__Exercise brief__.
Extract every line from the records below that contains the word "Cassis".

##########

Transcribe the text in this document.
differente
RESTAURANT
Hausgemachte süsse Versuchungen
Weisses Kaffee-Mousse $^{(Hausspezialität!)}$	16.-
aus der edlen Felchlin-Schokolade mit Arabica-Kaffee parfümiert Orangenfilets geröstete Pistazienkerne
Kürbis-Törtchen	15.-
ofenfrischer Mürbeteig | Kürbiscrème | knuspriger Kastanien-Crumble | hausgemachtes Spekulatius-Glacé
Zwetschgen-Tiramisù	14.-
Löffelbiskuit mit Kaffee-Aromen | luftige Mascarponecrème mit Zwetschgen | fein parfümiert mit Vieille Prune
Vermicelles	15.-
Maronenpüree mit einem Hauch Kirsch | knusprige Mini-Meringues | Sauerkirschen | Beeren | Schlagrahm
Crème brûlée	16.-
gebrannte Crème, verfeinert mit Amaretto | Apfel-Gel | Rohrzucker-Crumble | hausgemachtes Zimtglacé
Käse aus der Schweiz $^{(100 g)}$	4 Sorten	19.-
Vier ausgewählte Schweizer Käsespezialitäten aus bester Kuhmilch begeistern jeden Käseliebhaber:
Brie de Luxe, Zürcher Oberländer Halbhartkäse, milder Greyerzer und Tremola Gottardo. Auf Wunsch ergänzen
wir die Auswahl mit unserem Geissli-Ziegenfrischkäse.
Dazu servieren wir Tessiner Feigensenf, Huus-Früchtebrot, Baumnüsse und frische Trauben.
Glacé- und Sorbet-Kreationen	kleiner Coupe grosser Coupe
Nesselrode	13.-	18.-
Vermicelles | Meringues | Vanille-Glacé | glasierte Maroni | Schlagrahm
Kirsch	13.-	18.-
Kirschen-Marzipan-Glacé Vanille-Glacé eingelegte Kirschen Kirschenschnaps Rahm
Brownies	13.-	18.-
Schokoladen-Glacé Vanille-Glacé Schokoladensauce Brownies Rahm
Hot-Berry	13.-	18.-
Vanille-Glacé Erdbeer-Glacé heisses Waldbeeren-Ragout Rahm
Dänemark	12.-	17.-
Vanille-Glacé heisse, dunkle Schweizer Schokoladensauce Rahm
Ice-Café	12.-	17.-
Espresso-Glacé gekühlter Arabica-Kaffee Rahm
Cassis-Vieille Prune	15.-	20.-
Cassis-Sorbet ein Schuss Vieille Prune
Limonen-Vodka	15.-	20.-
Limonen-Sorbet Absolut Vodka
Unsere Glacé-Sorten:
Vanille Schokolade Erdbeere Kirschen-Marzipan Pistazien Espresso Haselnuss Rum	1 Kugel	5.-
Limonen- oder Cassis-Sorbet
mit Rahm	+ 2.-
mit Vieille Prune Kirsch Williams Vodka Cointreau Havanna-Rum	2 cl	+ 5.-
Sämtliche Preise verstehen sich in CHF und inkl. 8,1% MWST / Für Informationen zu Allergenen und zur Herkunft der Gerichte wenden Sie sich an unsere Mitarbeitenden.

##########

__Final result__.
Cassis-Vieille Prune	15.-	20.-
Cassis-Sorbet ein Schuss Vieille Prune
Limonen- oder Cassis-Sorbet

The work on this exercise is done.